*** Selected extract Section Begins ***
To succeed and move to greater heights, you can’t stop learning, you can’t stop reading. But reading can get boring so you take the easy way out and abandon it altogether.
What if I told you there are ways to do it faster than the ordinary reader. The stats for reading speed are at 200wpm (words per minute).
But you can be faster than that and get done with those personal finance and self-help books on your shelf. Here are a few tips:
1. Go For An Eye Examination
To succeed with a lot of the tactics in this post, you need to have eyes with a wide span so you can look at both edges of a particular page at a glance.
So when last did you see the ophthalmologist or the optometrist?
There are many conditions that can interfere with your reading speed, amblyopia or lazy eye is one of them. In this condition, the images produced by your eyes are blurry.
That’s because there’s a bit of miscommunication between the eye and the brain so the brain coordinates one eye and leaves the other.
Another condition is presbyopia where your eyes lose the ability to focus on nearby objects, it’s common in the elderly and can be corrected with prescription lenses.
*** Selected extract Section Ends ***
Directions for this task> Copy out the text above on reading faster, word for word.
*** Given records Section Begins ***
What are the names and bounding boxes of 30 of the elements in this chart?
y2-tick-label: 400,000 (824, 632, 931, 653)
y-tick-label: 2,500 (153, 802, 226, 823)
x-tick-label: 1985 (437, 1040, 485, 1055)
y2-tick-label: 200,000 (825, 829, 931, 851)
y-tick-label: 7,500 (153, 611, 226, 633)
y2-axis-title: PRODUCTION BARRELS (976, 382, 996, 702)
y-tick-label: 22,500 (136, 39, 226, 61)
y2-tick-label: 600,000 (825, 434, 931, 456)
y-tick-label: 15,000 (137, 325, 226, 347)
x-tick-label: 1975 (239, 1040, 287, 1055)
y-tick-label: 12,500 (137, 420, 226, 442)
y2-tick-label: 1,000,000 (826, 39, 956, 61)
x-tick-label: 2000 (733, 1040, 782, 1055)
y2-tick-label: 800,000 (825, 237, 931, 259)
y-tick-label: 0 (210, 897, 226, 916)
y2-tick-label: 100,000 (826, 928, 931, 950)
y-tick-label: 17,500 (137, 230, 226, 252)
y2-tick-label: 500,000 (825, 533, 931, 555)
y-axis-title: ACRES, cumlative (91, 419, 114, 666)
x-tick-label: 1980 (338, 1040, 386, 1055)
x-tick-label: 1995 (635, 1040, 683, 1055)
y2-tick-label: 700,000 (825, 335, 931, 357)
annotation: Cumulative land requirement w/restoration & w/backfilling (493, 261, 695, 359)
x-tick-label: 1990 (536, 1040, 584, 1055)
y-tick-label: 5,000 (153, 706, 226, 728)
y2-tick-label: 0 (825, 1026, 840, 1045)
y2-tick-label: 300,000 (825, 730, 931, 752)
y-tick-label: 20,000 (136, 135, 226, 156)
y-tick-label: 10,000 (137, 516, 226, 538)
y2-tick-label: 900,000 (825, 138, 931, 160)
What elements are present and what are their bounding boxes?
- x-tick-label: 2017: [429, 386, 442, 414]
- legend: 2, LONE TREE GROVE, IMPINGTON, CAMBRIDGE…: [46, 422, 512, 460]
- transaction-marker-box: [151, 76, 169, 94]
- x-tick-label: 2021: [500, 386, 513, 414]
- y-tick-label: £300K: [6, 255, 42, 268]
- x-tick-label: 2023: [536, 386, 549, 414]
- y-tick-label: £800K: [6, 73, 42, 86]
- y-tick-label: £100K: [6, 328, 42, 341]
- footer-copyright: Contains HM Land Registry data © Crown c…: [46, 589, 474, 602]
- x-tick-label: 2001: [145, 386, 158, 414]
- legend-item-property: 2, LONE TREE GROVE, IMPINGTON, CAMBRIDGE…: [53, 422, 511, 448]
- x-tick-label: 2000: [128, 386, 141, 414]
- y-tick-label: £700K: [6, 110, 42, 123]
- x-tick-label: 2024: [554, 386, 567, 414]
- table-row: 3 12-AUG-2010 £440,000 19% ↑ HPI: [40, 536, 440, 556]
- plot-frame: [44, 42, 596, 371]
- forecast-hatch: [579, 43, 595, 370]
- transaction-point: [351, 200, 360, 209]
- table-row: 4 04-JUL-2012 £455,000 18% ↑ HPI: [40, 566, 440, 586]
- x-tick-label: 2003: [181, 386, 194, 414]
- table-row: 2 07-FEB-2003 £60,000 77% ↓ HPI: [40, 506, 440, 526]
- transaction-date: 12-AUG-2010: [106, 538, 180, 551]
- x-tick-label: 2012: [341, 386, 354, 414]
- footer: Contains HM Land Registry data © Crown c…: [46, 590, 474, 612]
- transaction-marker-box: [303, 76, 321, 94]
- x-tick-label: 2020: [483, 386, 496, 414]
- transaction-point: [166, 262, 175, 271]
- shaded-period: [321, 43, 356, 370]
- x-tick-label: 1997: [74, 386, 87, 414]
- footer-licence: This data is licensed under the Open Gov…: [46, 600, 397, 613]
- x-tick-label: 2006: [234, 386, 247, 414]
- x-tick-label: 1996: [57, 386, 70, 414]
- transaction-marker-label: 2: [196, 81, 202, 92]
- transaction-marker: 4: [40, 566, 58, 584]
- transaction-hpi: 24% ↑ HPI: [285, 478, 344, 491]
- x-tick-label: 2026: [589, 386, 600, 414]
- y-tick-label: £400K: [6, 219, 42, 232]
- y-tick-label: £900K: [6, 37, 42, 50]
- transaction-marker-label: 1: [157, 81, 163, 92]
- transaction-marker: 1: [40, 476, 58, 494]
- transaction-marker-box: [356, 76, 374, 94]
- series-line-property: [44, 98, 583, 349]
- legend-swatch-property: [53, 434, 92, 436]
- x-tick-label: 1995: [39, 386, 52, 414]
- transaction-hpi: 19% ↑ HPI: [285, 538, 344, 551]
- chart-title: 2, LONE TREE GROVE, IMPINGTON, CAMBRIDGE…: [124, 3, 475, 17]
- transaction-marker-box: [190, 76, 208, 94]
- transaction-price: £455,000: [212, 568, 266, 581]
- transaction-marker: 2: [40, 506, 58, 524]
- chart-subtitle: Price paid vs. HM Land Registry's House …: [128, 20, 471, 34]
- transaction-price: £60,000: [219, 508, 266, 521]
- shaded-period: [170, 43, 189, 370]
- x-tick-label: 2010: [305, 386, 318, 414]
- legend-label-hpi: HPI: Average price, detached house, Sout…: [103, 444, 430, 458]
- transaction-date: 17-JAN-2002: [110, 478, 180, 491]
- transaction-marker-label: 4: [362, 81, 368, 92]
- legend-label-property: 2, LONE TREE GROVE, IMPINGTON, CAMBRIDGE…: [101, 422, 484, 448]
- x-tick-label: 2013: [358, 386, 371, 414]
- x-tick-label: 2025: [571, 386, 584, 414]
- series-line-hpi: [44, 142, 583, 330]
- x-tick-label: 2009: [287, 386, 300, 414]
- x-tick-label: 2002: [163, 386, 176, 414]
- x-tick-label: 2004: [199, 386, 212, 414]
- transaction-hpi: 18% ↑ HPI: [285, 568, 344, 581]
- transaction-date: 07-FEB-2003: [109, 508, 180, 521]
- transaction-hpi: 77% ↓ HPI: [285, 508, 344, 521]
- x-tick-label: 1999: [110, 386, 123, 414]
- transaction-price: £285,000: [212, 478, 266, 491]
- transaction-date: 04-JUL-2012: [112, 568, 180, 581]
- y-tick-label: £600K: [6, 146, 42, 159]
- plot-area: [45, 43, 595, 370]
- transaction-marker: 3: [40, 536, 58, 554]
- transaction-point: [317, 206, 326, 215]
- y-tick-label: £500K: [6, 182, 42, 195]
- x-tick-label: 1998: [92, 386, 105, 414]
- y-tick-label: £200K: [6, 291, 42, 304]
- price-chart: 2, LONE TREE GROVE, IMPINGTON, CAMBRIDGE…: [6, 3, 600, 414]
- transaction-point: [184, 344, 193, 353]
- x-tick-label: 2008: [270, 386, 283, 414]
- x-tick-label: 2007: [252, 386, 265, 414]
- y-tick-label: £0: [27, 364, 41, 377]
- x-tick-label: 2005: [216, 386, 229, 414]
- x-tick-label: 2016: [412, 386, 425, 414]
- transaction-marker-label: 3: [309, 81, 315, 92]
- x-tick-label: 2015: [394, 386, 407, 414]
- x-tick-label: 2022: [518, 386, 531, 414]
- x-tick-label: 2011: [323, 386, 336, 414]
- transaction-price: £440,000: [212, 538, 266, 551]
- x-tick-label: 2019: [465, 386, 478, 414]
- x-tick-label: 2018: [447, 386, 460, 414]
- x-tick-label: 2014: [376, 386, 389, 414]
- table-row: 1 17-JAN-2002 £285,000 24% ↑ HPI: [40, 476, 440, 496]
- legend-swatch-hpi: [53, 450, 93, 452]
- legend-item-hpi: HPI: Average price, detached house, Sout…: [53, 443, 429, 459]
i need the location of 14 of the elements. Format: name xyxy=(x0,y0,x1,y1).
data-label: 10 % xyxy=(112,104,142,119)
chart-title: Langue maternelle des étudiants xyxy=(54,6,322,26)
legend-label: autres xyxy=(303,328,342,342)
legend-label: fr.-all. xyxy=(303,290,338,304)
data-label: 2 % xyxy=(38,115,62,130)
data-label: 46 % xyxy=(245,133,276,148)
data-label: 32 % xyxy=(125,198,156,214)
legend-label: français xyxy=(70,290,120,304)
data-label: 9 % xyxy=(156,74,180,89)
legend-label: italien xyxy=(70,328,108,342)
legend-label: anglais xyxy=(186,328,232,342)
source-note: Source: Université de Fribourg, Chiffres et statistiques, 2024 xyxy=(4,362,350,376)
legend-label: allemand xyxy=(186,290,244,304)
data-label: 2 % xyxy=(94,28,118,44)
*** Given records Section Ends ***
Task answer>
To succeed and move to greater heights, you can’t stop learning, you can’t stop reading. But reading can get boring so you take the easy way out and abandon it altogether.
What if I told you there are ways to do it faster than the ordinary reader. The stats for reading speed are at 200wpm (words per minute).
But you can be faster than that and get done with those personal finance and self-help books on your shelf. Here are a few tips:
1. Go For An Eye Examination
To succeed with a lot of the tactics in this post, you need to have eyes with a wide span so you can look at both edges of a particular page at a glance.
So when last did you see the ophthalmologist or the optometrist?
There are many conditions that can interfere with your reading speed, amblyopia or lazy eye is one of them. In this condition, the images produced by your eyes are blurry.
That’s because there’s a bit of miscommunication between the eye and the brain so the brain coordinates one eye and leaves the other.
Another condition is presbyopia where your eyes lose the ability to focus on nearby objects, it’s common in the elderly and can be corrected with prescription lenses.